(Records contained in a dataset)
-----
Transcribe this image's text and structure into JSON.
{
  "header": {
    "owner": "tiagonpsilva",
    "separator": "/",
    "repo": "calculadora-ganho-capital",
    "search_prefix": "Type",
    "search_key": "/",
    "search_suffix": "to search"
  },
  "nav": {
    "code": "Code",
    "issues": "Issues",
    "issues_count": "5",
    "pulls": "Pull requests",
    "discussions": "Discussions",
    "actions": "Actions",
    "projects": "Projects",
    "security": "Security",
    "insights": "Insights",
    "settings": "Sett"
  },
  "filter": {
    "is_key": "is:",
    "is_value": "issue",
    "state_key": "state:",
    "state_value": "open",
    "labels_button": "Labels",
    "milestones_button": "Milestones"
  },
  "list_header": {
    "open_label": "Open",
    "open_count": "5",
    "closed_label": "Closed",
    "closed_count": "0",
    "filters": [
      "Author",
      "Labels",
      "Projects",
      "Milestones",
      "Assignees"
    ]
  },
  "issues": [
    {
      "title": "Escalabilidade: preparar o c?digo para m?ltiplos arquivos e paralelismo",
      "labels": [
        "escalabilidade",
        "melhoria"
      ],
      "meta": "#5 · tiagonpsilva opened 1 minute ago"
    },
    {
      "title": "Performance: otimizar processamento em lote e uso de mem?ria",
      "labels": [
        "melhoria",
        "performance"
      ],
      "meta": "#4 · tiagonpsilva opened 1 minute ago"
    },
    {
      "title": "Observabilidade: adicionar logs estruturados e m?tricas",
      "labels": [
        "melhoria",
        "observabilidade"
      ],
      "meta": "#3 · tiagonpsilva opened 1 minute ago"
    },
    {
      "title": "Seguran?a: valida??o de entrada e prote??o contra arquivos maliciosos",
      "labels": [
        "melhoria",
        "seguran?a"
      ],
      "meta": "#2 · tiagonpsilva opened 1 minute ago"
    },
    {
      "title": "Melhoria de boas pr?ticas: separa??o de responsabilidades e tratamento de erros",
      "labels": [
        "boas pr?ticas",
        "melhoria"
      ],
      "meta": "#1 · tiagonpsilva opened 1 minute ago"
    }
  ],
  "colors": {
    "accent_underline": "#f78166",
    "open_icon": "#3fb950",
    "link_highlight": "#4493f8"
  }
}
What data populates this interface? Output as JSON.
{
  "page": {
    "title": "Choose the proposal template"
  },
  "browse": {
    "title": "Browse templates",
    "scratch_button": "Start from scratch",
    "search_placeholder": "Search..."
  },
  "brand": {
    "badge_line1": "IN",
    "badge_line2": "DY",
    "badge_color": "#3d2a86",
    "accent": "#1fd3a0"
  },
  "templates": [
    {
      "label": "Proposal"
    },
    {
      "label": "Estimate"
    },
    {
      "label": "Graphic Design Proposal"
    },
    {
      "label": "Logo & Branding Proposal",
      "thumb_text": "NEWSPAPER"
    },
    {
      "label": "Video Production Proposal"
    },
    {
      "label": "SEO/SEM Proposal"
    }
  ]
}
-----
Read the data above and pull out each line that holds the string "boas".

* _Result of this task_
      "title": "Melhoria de boas pr?ticas: separa??o de responsabilidades e tratamento de erros",
        "boas pr?ticas",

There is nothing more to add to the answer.